[Items from a figure collection]
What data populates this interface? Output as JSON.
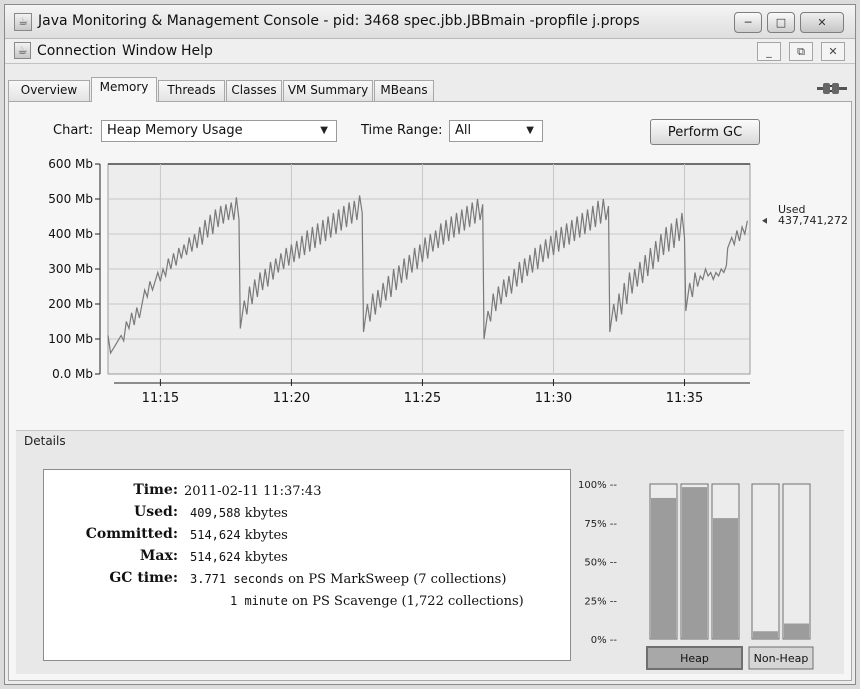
{
  "window": {
    "title": "Java Monitoring & Management Console - pid: 3468 spec.jbb.JBBmain -propfile j.props",
    "app_icon": "java-cup-icon"
  },
  "menubar": {
    "items": [
      "Connection",
      "Window",
      "Help"
    ]
  },
  "tabs": [
    {
      "label": "Overview",
      "active": false
    },
    {
      "label": "Memory",
      "active": true
    },
    {
      "label": "Threads",
      "active": false
    },
    {
      "label": "Classes",
      "active": false
    },
    {
      "label": "VM Summary",
      "active": false
    },
    {
      "label": "MBeans",
      "active": false
    }
  ],
  "controls": {
    "chart_label": "Chart:",
    "chart_value": "Heap Memory Usage",
    "range_label": "Time Range:",
    "range_value": "All",
    "gc_button": "Perform GC"
  },
  "chart_data": {
    "type": "line",
    "y_ticks": [
      "600 Mb",
      "500 Mb",
      "400 Mb",
      "300 Mb",
      "200 Mb",
      "100 Mb",
      "0.0 Mb"
    ],
    "ylim": [
      0,
      600
    ],
    "x_ticks": [
      "11:15",
      "11:20",
      "11:25",
      "11:30",
      "11:35"
    ],
    "x_tick_minutes": [
      15,
      20,
      25,
      30,
      35
    ],
    "xlim_minutes": [
      13.0,
      37.5
    ],
    "grid": true,
    "series_color": "#7a7a7a",
    "legend_label": "Used",
    "legend_value": "437,741,272",
    "series": [
      {
        "values_mb": [
          [
            13.0,
            110
          ],
          [
            13.1,
            60
          ],
          [
            13.3,
            85
          ],
          [
            13.5,
            110
          ],
          [
            13.6,
            95
          ],
          [
            13.7,
            150
          ],
          [
            13.8,
            130
          ],
          [
            13.9,
            175
          ],
          [
            14.0,
            140
          ],
          [
            14.1,
            190
          ],
          [
            14.2,
            160
          ],
          [
            14.4,
            240
          ],
          [
            14.5,
            220
          ],
          [
            14.6,
            265
          ],
          [
            14.7,
            240
          ],
          [
            14.9,
            290
          ],
          [
            15.0,
            265
          ],
          [
            15.1,
            300
          ],
          [
            15.2,
            280
          ],
          [
            15.3,
            330
          ],
          [
            15.4,
            300
          ],
          [
            15.5,
            345
          ],
          [
            15.6,
            310
          ],
          [
            15.7,
            360
          ],
          [
            15.8,
            330
          ],
          [
            15.9,
            370
          ],
          [
            16.0,
            340
          ],
          [
            16.1,
            390
          ],
          [
            16.2,
            350
          ],
          [
            16.3,
            400
          ],
          [
            16.4,
            360
          ],
          [
            16.5,
            420
          ],
          [
            16.6,
            370
          ],
          [
            16.7,
            440
          ],
          [
            16.8,
            390
          ],
          [
            16.9,
            455
          ],
          [
            17.0,
            400
          ],
          [
            17.1,
            470
          ],
          [
            17.2,
            420
          ],
          [
            17.3,
            480
          ],
          [
            17.4,
            430
          ],
          [
            17.5,
            485
          ],
          [
            17.6,
            440
          ],
          [
            17.7,
            490
          ],
          [
            17.8,
            440
          ],
          [
            17.9,
            505
          ],
          [
            18.0,
            440
          ],
          [
            18.05,
            130
          ],
          [
            18.2,
            210
          ],
          [
            18.3,
            170
          ],
          [
            18.4,
            250
          ],
          [
            18.5,
            200
          ],
          [
            18.6,
            270
          ],
          [
            18.7,
            220
          ],
          [
            18.8,
            290
          ],
          [
            18.9,
            240
          ],
          [
            19.0,
            300
          ],
          [
            19.1,
            250
          ],
          [
            19.2,
            320
          ],
          [
            19.3,
            270
          ],
          [
            19.4,
            330
          ],
          [
            19.5,
            290
          ],
          [
            19.6,
            345
          ],
          [
            19.7,
            300
          ],
          [
            19.8,
            360
          ],
          [
            19.9,
            310
          ],
          [
            20.0,
            370
          ],
          [
            20.1,
            320
          ],
          [
            20.2,
            380
          ],
          [
            20.3,
            330
          ],
          [
            20.4,
            395
          ],
          [
            20.5,
            340
          ],
          [
            20.6,
            410
          ],
          [
            20.7,
            350
          ],
          [
            20.8,
            420
          ],
          [
            20.9,
            360
          ],
          [
            21.0,
            430
          ],
          [
            21.1,
            370
          ],
          [
            21.2,
            440
          ],
          [
            21.3,
            380
          ],
          [
            21.4,
            450
          ],
          [
            21.5,
            390
          ],
          [
            21.6,
            460
          ],
          [
            21.7,
            400
          ],
          [
            21.8,
            470
          ],
          [
            21.9,
            410
          ],
          [
            22.0,
            480
          ],
          [
            22.1,
            420
          ],
          [
            22.2,
            490
          ],
          [
            22.3,
            430
          ],
          [
            22.4,
            495
          ],
          [
            22.5,
            440
          ],
          [
            22.6,
            510
          ],
          [
            22.7,
            460
          ],
          [
            22.75,
            120
          ],
          [
            22.9,
            200
          ],
          [
            23.0,
            150
          ],
          [
            23.1,
            230
          ],
          [
            23.2,
            170
          ],
          [
            23.3,
            240
          ],
          [
            23.4,
            190
          ],
          [
            23.5,
            260
          ],
          [
            23.6,
            210
          ],
          [
            23.7,
            280
          ],
          [
            23.8,
            220
          ],
          [
            23.9,
            300
          ],
          [
            24.0,
            240
          ],
          [
            24.1,
            310
          ],
          [
            24.2,
            260
          ],
          [
            24.3,
            330
          ],
          [
            24.4,
            270
          ],
          [
            24.5,
            340
          ],
          [
            24.6,
            290
          ],
          [
            24.7,
            360
          ],
          [
            24.8,
            300
          ],
          [
            24.9,
            370
          ],
          [
            25.0,
            320
          ],
          [
            25.1,
            390
          ],
          [
            25.2,
            330
          ],
          [
            25.3,
            400
          ],
          [
            25.4,
            350
          ],
          [
            25.5,
            410
          ],
          [
            25.6,
            360
          ],
          [
            25.7,
            430
          ],
          [
            25.8,
            370
          ],
          [
            25.9,
            440
          ],
          [
            26.0,
            380
          ],
          [
            26.1,
            450
          ],
          [
            26.2,
            390
          ],
          [
            26.3,
            460
          ],
          [
            26.4,
            400
          ],
          [
            26.5,
            470
          ],
          [
            26.6,
            410
          ],
          [
            26.7,
            480
          ],
          [
            26.8,
            420
          ],
          [
            26.9,
            490
          ],
          [
            27.0,
            430
          ],
          [
            27.1,
            500
          ],
          [
            27.2,
            440
          ],
          [
            27.3,
            485
          ],
          [
            27.35,
            100
          ],
          [
            27.5,
            180
          ],
          [
            27.6,
            150
          ],
          [
            27.7,
            230
          ],
          [
            27.8,
            180
          ],
          [
            27.9,
            250
          ],
          [
            28.0,
            200
          ],
          [
            28.1,
            270
          ],
          [
            28.2,
            220
          ],
          [
            28.3,
            280
          ],
          [
            28.4,
            230
          ],
          [
            28.5,
            300
          ],
          [
            28.6,
            250
          ],
          [
            28.7,
            320
          ],
          [
            28.8,
            260
          ],
          [
            28.9,
            330
          ],
          [
            29.0,
            280
          ],
          [
            29.1,
            340
          ],
          [
            29.2,
            290
          ],
          [
            29.3,
            360
          ],
          [
            29.4,
            300
          ],
          [
            29.5,
            370
          ],
          [
            29.6,
            320
          ],
          [
            29.7,
            385
          ],
          [
            29.8,
            330
          ],
          [
            29.9,
            395
          ],
          [
            30.0,
            340
          ],
          [
            30.1,
            410
          ],
          [
            30.2,
            350
          ],
          [
            30.3,
            420
          ],
          [
            30.4,
            360
          ],
          [
            30.5,
            430
          ],
          [
            30.6,
            370
          ],
          [
            30.7,
            440
          ],
          [
            30.8,
            380
          ],
          [
            30.9,
            450
          ],
          [
            31.0,
            390
          ],
          [
            31.1,
            460
          ],
          [
            31.2,
            400
          ],
          [
            31.3,
            470
          ],
          [
            31.4,
            410
          ],
          [
            31.5,
            480
          ],
          [
            31.6,
            420
          ],
          [
            31.7,
            495
          ],
          [
            31.8,
            430
          ],
          [
            31.9,
            500
          ],
          [
            32.0,
            440
          ],
          [
            32.1,
            480
          ],
          [
            32.15,
            120
          ],
          [
            32.3,
            200
          ],
          [
            32.4,
            150
          ],
          [
            32.5,
            230
          ],
          [
            32.6,
            170
          ],
          [
            32.7,
            260
          ],
          [
            32.8,
            200
          ],
          [
            32.9,
            290
          ],
          [
            33.0,
            230
          ],
          [
            33.1,
            300
          ],
          [
            33.2,
            250
          ],
          [
            33.3,
            320
          ],
          [
            33.4,
            260
          ],
          [
            33.5,
            340
          ],
          [
            33.6,
            280
          ],
          [
            33.7,
            360
          ],
          [
            33.8,
            300
          ],
          [
            33.9,
            380
          ],
          [
            34.0,
            320
          ],
          [
            34.1,
            400
          ],
          [
            34.2,
            340
          ],
          [
            34.3,
            420
          ],
          [
            34.4,
            350
          ],
          [
            34.5,
            430
          ],
          [
            34.6,
            360
          ],
          [
            34.7,
            445
          ],
          [
            34.8,
            380
          ],
          [
            34.9,
            460
          ],
          [
            35.0,
            390
          ],
          [
            35.05,
            180
          ],
          [
            35.2,
            260
          ],
          [
            35.3,
            220
          ],
          [
            35.4,
            290
          ],
          [
            35.5,
            250
          ],
          [
            35.6,
            280
          ],
          [
            35.7,
            270
          ],
          [
            35.8,
            300
          ],
          [
            35.9,
            280
          ],
          [
            36.0,
            290
          ],
          [
            36.1,
            270
          ],
          [
            36.2,
            290
          ],
          [
            36.3,
            280
          ],
          [
            36.4,
            300
          ],
          [
            36.5,
            290
          ],
          [
            36.6,
            310
          ],
          [
            36.65,
            360
          ],
          [
            36.8,
            390
          ],
          [
            36.9,
            370
          ],
          [
            37.0,
            410
          ],
          [
            37.1,
            380
          ],
          [
            37.2,
            420
          ],
          [
            37.3,
            400
          ],
          [
            37.4,
            437.7
          ]
        ]
      }
    ]
  },
  "details": {
    "title": "Details",
    "rows": [
      {
        "label": "Time:",
        "value": "2011-02-11 11:37:43",
        "unit": ""
      },
      {
        "label": "Used:",
        "value": "409,588",
        "unit": "kbytes"
      },
      {
        "label": "Committed:",
        "value": "514,624",
        "unit": "kbytes"
      },
      {
        "label": "Max:",
        "value": "514,624",
        "unit": "kbytes"
      }
    ],
    "gc_label": "GC time:",
    "gc_lines": [
      {
        "value": "3.771 seconds",
        "text": "on PS MarkSweep (7 collections)"
      },
      {
        "value": "1 minute",
        "text": "on PS Scavenge (1,722 collections)"
      }
    ]
  },
  "pools_chart": {
    "y_ticks": [
      "100% --",
      "75% --",
      "50% --",
      "25% --",
      "0% --"
    ],
    "groups": [
      {
        "label": "Heap",
        "pools": [
          0.91,
          0.98,
          0.78
        ]
      },
      {
        "label": "Non-Heap",
        "pools": [
          0.05,
          0.1
        ]
      }
    ]
  }
}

Work to do – Pull out the lines above in which the word "title" appears.

Solution for this exercise –
    "title": "Java Monitoring & Management Console - pid: 3468 spec.jbb.JBBmain -propfile j.props",
    "title": "Details",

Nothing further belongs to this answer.